[begin PROVIDED DATA]

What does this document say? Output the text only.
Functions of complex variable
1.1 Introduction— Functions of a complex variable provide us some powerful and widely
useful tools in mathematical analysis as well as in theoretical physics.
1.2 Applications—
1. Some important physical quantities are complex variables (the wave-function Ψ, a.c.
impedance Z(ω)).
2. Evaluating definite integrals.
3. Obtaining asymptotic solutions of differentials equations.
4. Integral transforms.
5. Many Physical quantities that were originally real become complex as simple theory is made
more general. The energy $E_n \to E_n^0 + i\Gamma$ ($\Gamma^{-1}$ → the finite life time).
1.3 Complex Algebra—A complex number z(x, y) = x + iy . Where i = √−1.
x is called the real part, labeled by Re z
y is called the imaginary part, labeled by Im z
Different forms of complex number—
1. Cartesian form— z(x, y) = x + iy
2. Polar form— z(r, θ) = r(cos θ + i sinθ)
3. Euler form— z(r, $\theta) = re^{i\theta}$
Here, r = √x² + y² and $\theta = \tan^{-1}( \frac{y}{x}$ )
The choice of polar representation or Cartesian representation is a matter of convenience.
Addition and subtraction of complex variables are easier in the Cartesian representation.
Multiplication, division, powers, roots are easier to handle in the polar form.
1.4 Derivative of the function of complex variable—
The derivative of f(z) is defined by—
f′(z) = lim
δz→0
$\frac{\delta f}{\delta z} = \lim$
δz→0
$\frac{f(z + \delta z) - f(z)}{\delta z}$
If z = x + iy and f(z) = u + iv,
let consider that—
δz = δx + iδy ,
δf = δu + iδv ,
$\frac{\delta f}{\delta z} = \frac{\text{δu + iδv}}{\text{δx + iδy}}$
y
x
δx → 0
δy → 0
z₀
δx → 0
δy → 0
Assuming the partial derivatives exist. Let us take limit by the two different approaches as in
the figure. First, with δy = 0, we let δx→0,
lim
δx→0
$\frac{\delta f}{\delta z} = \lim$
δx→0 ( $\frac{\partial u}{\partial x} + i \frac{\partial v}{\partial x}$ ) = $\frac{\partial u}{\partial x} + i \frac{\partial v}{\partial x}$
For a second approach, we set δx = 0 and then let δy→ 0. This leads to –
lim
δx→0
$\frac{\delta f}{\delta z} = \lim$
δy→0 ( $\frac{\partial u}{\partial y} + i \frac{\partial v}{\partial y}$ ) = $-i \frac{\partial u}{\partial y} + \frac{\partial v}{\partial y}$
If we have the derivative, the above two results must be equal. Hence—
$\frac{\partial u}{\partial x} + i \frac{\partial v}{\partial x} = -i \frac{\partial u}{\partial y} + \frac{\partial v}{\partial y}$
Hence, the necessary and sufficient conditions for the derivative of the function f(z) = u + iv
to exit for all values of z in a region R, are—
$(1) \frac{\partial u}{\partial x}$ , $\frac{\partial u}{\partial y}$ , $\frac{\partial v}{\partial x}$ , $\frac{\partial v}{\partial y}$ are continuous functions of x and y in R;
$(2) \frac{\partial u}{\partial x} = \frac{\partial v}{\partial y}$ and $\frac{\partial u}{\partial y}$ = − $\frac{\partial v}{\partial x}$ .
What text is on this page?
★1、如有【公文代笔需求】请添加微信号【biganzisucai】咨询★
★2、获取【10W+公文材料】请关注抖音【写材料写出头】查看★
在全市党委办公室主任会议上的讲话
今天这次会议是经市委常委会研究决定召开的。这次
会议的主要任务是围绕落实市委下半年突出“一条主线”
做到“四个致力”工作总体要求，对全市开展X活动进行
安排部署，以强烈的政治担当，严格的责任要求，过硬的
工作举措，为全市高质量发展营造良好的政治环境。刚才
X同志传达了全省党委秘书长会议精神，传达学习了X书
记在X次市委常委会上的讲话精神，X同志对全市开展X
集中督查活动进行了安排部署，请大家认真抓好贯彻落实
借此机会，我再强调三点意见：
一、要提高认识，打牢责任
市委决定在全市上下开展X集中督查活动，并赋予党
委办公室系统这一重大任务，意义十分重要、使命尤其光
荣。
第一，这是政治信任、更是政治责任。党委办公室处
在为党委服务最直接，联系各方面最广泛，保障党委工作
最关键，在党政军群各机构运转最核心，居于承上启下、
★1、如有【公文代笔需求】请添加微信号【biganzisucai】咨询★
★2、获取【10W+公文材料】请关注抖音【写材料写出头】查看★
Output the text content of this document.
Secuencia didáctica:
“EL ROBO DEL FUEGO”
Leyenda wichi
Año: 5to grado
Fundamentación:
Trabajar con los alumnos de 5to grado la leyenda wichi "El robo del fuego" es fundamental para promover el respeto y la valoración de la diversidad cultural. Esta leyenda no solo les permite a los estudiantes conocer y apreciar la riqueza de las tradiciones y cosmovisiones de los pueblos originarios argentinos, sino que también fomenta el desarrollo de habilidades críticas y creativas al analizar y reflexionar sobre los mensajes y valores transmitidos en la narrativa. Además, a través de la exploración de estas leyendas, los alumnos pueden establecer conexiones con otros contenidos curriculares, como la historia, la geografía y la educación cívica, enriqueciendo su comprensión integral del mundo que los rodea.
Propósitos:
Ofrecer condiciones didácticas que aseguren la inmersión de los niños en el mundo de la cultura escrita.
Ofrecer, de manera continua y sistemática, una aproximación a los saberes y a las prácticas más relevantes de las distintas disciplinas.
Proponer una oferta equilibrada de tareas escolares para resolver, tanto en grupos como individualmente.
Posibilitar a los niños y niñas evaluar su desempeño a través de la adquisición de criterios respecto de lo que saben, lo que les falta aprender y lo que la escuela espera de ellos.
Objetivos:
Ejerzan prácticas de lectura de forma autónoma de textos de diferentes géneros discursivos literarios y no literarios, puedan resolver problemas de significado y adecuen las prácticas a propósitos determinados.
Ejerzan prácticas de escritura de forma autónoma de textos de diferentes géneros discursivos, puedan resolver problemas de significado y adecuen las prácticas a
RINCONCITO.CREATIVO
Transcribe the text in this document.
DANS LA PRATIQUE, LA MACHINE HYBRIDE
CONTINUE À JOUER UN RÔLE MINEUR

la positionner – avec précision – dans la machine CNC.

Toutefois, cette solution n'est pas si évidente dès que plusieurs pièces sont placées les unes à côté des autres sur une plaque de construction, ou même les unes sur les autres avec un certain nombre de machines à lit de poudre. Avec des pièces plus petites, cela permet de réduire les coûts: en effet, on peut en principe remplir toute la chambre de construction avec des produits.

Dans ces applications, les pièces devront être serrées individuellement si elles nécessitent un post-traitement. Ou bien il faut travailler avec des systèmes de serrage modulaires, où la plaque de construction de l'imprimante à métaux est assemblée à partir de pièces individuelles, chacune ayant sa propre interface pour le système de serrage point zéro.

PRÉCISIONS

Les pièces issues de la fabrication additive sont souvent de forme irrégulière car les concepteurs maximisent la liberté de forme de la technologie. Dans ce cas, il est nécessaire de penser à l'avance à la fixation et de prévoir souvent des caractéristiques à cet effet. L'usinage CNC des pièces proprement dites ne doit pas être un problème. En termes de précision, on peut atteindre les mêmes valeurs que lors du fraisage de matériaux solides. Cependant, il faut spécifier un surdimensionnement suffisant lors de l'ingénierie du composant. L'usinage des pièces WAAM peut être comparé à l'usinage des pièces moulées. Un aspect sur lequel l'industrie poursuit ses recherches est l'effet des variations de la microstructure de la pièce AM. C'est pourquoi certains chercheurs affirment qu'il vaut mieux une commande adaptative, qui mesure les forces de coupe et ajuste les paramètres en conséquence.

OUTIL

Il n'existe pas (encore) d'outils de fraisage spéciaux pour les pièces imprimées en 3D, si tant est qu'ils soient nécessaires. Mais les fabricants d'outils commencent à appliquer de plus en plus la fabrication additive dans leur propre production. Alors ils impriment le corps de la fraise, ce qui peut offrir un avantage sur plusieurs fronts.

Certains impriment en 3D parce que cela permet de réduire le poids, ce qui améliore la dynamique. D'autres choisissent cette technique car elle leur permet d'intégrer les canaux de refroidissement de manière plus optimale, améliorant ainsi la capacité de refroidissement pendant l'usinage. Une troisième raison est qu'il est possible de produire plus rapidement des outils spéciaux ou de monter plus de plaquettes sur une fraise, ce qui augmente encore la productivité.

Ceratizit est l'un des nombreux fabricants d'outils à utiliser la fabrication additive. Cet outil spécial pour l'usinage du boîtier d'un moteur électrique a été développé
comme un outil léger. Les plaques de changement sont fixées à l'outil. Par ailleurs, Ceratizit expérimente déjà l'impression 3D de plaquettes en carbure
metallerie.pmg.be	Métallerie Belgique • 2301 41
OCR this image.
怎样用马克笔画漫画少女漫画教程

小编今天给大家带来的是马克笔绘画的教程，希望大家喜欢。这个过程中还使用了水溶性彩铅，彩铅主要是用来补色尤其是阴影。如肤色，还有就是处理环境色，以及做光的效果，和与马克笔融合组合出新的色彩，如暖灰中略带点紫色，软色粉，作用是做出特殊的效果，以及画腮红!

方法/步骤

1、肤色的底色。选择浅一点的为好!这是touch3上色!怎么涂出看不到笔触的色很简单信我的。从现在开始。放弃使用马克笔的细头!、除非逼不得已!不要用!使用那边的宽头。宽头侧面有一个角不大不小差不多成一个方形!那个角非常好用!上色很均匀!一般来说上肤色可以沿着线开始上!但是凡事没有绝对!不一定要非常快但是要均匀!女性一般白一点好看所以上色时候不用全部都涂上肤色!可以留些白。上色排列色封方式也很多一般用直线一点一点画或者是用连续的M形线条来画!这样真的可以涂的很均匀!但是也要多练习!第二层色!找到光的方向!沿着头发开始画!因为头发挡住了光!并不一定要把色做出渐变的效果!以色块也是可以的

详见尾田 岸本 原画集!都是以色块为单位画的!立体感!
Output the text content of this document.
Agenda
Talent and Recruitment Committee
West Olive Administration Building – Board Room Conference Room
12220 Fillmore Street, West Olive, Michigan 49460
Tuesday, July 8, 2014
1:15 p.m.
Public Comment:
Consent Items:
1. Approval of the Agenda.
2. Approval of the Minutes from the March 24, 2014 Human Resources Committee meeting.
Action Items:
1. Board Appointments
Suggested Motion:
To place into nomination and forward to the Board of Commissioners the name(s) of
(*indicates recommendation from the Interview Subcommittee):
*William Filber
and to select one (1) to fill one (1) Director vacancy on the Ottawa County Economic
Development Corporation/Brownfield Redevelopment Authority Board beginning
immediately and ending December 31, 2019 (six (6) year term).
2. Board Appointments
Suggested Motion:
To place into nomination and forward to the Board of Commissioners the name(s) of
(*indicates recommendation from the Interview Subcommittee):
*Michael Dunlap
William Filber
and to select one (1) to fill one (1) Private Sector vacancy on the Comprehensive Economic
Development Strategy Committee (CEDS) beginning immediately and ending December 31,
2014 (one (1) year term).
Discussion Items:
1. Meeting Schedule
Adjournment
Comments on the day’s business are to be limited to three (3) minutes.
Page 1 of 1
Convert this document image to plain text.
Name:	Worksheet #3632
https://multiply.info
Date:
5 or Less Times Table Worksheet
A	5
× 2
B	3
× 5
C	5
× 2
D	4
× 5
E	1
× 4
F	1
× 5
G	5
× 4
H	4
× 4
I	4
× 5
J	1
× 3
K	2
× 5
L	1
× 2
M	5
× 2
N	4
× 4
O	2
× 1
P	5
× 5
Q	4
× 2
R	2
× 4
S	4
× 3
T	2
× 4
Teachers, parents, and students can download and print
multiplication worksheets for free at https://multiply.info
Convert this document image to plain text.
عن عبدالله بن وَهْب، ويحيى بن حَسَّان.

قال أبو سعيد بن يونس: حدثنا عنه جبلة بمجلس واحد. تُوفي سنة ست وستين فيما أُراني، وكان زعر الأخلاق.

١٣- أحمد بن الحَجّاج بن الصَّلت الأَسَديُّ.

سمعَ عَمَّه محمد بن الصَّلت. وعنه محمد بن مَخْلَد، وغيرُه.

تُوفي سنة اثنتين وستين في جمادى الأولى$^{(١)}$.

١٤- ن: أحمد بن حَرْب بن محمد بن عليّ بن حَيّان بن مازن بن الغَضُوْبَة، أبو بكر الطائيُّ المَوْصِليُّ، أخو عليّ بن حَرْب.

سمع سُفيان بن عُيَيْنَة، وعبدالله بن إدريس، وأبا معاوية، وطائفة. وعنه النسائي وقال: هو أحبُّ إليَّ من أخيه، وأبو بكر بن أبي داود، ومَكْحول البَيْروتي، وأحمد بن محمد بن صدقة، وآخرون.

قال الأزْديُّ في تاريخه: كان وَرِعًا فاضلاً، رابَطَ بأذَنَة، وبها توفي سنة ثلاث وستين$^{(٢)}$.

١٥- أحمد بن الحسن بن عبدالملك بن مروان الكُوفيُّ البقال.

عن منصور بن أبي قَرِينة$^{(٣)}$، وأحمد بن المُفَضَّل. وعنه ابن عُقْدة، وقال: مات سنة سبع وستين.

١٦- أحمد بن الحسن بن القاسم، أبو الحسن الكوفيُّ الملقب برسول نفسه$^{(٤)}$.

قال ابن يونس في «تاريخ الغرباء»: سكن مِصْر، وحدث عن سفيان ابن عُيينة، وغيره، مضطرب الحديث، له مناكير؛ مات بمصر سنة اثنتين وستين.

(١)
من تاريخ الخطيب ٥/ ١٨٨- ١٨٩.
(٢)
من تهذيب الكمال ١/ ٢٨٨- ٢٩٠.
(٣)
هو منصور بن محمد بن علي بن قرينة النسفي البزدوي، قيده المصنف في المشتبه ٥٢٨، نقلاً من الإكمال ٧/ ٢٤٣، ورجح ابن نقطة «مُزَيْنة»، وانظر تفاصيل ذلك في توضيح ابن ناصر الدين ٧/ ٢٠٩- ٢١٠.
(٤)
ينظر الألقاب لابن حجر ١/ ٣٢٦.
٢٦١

[end PROVIDED DATA]

■ EXERCISE INSTRUCTIONS: Find the word "year" and list each line it appears in.

■ IN RESPONSE:
immediately and ending December 31, 2019 (six (6) year term).
2014 (one (1) year term).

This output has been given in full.